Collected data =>
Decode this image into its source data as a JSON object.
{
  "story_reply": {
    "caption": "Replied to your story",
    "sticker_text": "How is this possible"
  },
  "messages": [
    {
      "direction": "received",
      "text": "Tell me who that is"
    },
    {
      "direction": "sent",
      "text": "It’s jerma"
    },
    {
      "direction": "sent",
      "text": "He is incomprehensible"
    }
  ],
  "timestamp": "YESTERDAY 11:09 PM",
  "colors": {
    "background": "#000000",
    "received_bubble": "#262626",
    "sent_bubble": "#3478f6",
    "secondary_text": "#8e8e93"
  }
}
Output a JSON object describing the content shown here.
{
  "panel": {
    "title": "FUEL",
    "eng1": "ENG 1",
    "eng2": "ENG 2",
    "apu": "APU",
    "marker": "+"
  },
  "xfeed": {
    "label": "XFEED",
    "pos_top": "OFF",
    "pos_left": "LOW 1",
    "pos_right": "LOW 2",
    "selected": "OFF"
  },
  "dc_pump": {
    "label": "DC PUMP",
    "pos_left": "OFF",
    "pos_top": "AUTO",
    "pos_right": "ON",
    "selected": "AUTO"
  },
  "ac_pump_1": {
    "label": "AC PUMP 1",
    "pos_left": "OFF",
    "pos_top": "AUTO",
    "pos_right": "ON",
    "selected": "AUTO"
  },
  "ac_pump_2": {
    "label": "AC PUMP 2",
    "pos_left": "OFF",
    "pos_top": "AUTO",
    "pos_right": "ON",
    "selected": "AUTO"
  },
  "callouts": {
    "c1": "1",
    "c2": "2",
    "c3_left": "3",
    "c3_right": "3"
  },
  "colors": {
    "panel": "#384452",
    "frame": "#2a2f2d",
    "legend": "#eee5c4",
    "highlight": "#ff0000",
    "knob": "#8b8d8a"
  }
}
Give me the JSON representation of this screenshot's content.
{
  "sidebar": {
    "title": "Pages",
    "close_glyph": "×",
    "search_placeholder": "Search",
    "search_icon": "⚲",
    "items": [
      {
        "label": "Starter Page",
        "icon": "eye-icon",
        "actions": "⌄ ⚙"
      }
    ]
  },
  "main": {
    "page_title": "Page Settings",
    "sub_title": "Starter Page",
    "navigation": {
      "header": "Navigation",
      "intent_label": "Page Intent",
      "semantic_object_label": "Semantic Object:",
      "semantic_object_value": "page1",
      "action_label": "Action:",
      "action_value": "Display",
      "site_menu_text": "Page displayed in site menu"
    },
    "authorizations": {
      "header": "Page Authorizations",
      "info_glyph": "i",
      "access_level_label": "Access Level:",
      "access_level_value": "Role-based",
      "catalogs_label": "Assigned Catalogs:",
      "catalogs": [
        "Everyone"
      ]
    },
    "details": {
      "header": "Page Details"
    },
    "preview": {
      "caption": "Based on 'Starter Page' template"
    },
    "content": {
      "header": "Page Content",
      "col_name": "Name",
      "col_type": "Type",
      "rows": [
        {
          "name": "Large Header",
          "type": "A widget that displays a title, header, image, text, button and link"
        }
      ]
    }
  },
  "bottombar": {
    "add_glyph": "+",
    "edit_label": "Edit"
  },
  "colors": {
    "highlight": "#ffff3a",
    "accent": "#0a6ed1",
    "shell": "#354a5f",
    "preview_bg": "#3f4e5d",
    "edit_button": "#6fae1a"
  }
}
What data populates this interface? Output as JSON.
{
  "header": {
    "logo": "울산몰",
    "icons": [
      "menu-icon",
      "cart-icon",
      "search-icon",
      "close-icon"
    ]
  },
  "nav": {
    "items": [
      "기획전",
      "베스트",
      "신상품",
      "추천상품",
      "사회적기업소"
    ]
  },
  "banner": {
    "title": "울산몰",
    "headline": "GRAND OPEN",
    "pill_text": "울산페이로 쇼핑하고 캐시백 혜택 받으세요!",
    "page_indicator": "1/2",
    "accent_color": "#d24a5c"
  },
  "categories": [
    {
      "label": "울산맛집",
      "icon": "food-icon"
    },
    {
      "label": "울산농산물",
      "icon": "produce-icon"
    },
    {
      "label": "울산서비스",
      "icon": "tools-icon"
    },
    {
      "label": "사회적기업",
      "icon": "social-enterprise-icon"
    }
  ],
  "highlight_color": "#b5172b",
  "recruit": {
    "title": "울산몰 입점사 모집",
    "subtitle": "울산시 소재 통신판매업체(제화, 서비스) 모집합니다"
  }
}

Objective =>
All of the entries above should be written out again exactly.

Output =>
Decode this image into its source data as a JSON object.
{
  "story_reply": {
    "caption": "Replied to your story",
    "sticker_text": "How is this possible"
  },
  "messages": [
    {
      "direction": "received",
      "text": "Tell me who that is"
    },
    {
      "direction": "sent",
      "text": "It’s jerma"
    },
    {
      "direction": "sent",
      "text": "He is incomprehensible"
    }
  ],
  "timestamp": "YESTERDAY 11:09 PM",
  "colors": {
    "background": "#000000",
    "received_bubble": "#262626",
    "sent_bubble": "#3478f6",
    "secondary_text": "#8e8e93"
  }
}
Output a JSON object describing the content shown here.
{
  "panel": {
    "title": "FUEL",
    "eng1": "ENG 1",
    "eng2": "ENG 2",
    "apu": "APU",
    "marker": "+"
  },
  "xfeed": {
    "label": "XFEED",
    "pos_top": "OFF",
    "pos_left": "LOW 1",
    "pos_right": "LOW 2",
    "selected": "OFF"
  },
  "dc_pump": {
    "label": "DC PUMP",
    "pos_left": "OFF",
    "pos_top": "AUTO",
    "pos_right": "ON",
    "selected": "AUTO"
  },
  "ac_pump_1": {
    "label": "AC PUMP 1",
    "pos_left": "OFF",
    "pos_top": "AUTO",
    "pos_right": "ON",
    "selected": "AUTO"
  },
  "ac_pump_2": {
    "label": "AC PUMP 2",
    "pos_left": "OFF",
    "pos_top": "AUTO",
    "pos_right": "ON",
    "selected": "AUTO"
  },
  "callouts": {
    "c1": "1",
    "c2": "2",
    "c3_left": "3",
    "c3_right": "3"
  },
  "colors": {
    "panel": "#384452",
    "frame": "#2a2f2d",
    "legend": "#eee5c4",
    "highlight": "#ff0000",
    "knob": "#8b8d8a"
  }
}
Give me the JSON representation of this screenshot's content.
{
  "sidebar": {
    "title": "Pages",
    "close_glyph": "×",
    "search_placeholder": "Search",
    "search_icon": "⚲",
    "items": [
      {
        "label": "Starter Page",
        "icon": "eye-icon",
        "actions": "⌄ ⚙"
      }
    ]
  },
  "main": {
    "page_title": "Page Settings",
    "sub_title": "Starter Page",
    "navigation": {
      "header": "Navigation",
      "intent_label": "Page Intent",
      "semantic_object_label": "Semantic Object:",
      "semantic_object_value": "page1",
      "action_label": "Action:",
      "action_value": "Display",
      "site_menu_text": "Page displayed in site menu"
    },
    "authorizations": {
      "header": "Page Authorizations",
      "info_glyph": "i",
      "access_level_label": "Access Level:",
      "access_level_value": "Role-based",
      "catalogs_label": "Assigned Catalogs:",
      "catalogs": [
        "Everyone"
      ]
    },
    "details": {
      "header": "Page Details"
    },
    "preview": {
      "caption": "Based on 'Starter Page' template"
    },
    "content": {
      "header": "Page Content",
      "col_name": "Name",
      "col_type": "Type",
      "rows": [
        {
          "name": "Large Header",
          "type": "A widget that displays a title, header, image, text, button and link"
        }
      ]
    }
  },
  "bottombar": {
    "add_glyph": "+",
    "edit_label": "Edit"
  },
  "colors": {
    "highlight": "#ffff3a",
    "accent": "#0a6ed1",
    "shell": "#354a5f",
    "preview_bg": "#3f4e5d",
    "edit_button": "#6fae1a"
  }
}
What data populates this interface? Output as JSON.
{
  "header": {
    "logo": "울산몰",
    "icons": [
      "menu-icon",
      "cart-icon",
      "search-icon",
      "close-icon"
    ]
  },
  "nav": {
    "items": [
      "기획전",
      "베스트",
      "신상품",
      "추천상품",
      "사회적기업소"
    ]
  },
  "banner": {
    "title": "울산몰",
    "headline": "GRAND OPEN",
    "pill_text": "울산페이로 쇼핑하고 캐시백 혜택 받으세요!",
    "page_indicator": "1/2",
    "accent_color": "#d24a5c"
  },
  "categories": [
    {
      "label": "울산맛집",
      "icon": "food-icon"
    },
    {
      "label": "울산농산물",
      "icon": "produce-icon"
    },
    {
      "label": "울산서비스",
      "icon": "tools-icon"
    },
    {
      "label": "사회적기업",
      "icon": "social-enterprise-icon"
    }
  ],
  "highlight_color": "#b5172b",
  "recruit": {
    "title": "울산몰 입점사 모집",
    "subtitle": "울산시 소재 통신판매업체(제화, 서비스) 모집합니다"
  }
}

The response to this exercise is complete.